_Problem requirements_: Repeat everything in the material exactly.

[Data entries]
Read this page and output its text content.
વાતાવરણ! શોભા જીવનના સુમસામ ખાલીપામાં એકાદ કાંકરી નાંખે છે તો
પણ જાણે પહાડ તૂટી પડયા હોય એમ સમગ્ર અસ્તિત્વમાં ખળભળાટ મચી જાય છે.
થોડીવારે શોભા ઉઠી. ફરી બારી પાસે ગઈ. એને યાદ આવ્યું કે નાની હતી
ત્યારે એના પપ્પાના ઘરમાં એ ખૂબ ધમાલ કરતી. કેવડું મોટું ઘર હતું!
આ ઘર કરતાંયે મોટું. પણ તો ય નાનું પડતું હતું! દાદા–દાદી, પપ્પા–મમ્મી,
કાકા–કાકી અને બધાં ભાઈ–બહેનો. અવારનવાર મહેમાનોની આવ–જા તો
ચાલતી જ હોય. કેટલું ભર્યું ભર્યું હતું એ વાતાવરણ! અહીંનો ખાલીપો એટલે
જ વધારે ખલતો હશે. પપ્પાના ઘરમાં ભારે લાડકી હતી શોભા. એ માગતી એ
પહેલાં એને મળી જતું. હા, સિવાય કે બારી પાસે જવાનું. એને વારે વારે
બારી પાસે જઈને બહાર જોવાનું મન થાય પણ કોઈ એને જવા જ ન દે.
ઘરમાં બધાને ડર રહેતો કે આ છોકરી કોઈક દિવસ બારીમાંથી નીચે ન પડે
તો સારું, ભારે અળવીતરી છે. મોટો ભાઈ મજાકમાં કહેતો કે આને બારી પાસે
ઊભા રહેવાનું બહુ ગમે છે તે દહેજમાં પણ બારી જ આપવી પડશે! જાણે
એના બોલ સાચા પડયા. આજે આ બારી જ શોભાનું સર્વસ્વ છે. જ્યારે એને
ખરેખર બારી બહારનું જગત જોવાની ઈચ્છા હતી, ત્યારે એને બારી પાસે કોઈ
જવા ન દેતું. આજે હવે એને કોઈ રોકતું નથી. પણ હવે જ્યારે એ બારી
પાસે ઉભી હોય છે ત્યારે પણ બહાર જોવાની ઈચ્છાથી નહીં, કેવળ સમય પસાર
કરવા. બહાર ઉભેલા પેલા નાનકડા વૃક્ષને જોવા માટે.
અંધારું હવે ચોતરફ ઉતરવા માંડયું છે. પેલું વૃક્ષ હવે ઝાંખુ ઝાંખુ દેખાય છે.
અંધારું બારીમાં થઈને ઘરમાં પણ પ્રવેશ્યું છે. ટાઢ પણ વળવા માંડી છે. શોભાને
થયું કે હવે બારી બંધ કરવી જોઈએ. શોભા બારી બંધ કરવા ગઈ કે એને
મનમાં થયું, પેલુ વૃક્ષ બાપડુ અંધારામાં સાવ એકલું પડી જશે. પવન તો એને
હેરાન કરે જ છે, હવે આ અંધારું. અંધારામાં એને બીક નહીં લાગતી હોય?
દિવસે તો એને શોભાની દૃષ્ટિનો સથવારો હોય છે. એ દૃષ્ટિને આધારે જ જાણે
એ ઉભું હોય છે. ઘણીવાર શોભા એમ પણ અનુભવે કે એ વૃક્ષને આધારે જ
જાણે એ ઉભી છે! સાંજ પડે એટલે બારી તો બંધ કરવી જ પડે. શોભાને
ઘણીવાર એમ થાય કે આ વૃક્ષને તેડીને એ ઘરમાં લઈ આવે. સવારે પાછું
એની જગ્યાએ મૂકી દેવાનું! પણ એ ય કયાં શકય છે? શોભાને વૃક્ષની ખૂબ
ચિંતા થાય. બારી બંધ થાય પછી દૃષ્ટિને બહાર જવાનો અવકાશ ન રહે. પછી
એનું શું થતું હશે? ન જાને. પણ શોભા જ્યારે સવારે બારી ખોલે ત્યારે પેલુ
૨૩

_Task solution_:
Read this page and output its text content.
વાતાવરણ! શોભા જીવનના સુમસામ ખાલીપામાં એકાદ કાંકરી નાંખે છે તો
પણ જાણે પહાડ તૂટી પડયા હોય એમ સમગ્ર અસ્તિત્વમાં ખળભળાટ મચી જાય છે.
થોડીવારે શોભા ઉઠી. ફરી બારી પાસે ગઈ. એને યાદ આવ્યું કે નાની હતી
ત્યારે એના પપ્પાના ઘરમાં એ ખૂબ ધમાલ કરતી. કેવડું મોટું ઘર હતું!
આ ઘર કરતાંયે મોટું. પણ તો ય નાનું પડતું હતું! દાદા–દાદી, પપ્પા–મમ્મી,
કાકા–કાકી અને બધાં ભાઈ–બહેનો. અવારનવાર મહેમાનોની આવ–જા તો
ચાલતી જ હોય. કેટલું ભર્યું ભર્યું હતું એ વાતાવરણ! અહીંનો ખાલીપો એટલે
જ વધારે ખલતો હશે. પપ્પાના ઘરમાં ભારે લાડકી હતી શોભા. એ માગતી એ
પહેલાં એને મળી જતું. હા, સિવાય કે બારી પાસે જવાનું. એને વારે વારે
બારી પાસે જઈને બહાર જોવાનું મન થાય પણ કોઈ એને જવા જ ન દે.
ઘરમાં બધાને ડર રહેતો કે આ છોકરી કોઈક દિવસ બારીમાંથી નીચે ન પડે
તો સારું, ભારે અળવીતરી છે. મોટો ભાઈ મજાકમાં કહેતો કે આને બારી પાસે
ઊભા રહેવાનું બહુ ગમે છે તે દહેજમાં પણ બારી જ આપવી પડશે! જાણે
એના બોલ સાચા પડયા. આજે આ બારી જ શોભાનું સર્વસ્વ છે. જ્યારે એને
ખરેખર બારી બહારનું જગત જોવાની ઈચ્છા હતી, ત્યારે એને બારી પાસે કોઈ
જવા ન દેતું. આજે હવે એને કોઈ રોકતું નથી. પણ હવે જ્યારે એ બારી
પાસે ઉભી હોય છે ત્યારે પણ બહાર જોવાની ઈચ્છાથી નહીં, કેવળ સમય પસાર
કરવા. બહાર ઉભેલા પેલા નાનકડા વૃક્ષને જોવા માટે.
અંધારું હવે ચોતરફ ઉતરવા માંડયું છે. પેલું વૃક્ષ હવે ઝાંખુ ઝાંખુ દેખાય છે.
અંધારું બારીમાં થઈને ઘરમાં પણ પ્રવેશ્યું છે. ટાઢ પણ વળવા માંડી છે. શોભાને
થયું કે હવે બારી બંધ કરવી જોઈએ. શોભા બારી બંધ કરવા ગઈ કે એને
મનમાં થયું, પેલુ વૃક્ષ બાપડુ અંધારામાં સાવ એકલું પડી જશે. પવન તો એને
હેરાન કરે જ છે, હવે આ અંધારું. અંધારામાં એને બીક નહીં લાગતી હોય?
દિવસે તો એને શોભાની દૃષ્ટિનો સથવારો હોય છે. એ દૃષ્ટિને આધારે જ જાણે
એ ઉભું હોય છે. ઘણીવાર શોભા એમ પણ અનુભવે કે એ વૃક્ષને આધારે જ
જાણે એ ઉભી છે! સાંજ પડે એટલે બારી તો બંધ કરવી જ પડે. શોભાને
ઘણીવાર એમ થાય કે આ વૃક્ષને તેડીને એ ઘરમાં લઈ આવે. સવારે પાછું
એની જગ્યાએ મૂકી દેવાનું! પણ એ ય કયાં શકય છે? શોભાને વૃક્ષની ખૂબ
ચિંતા થાય. બારી બંધ થાય પછી દૃષ્ટિને બહાર જવાનો અવકાશ ન રહે. પછી
એનું શું થતું હશે? ન જાને. પણ શોભા જ્યારે સવારે બારી ખોલે ત્યારે પેલુ
૨૩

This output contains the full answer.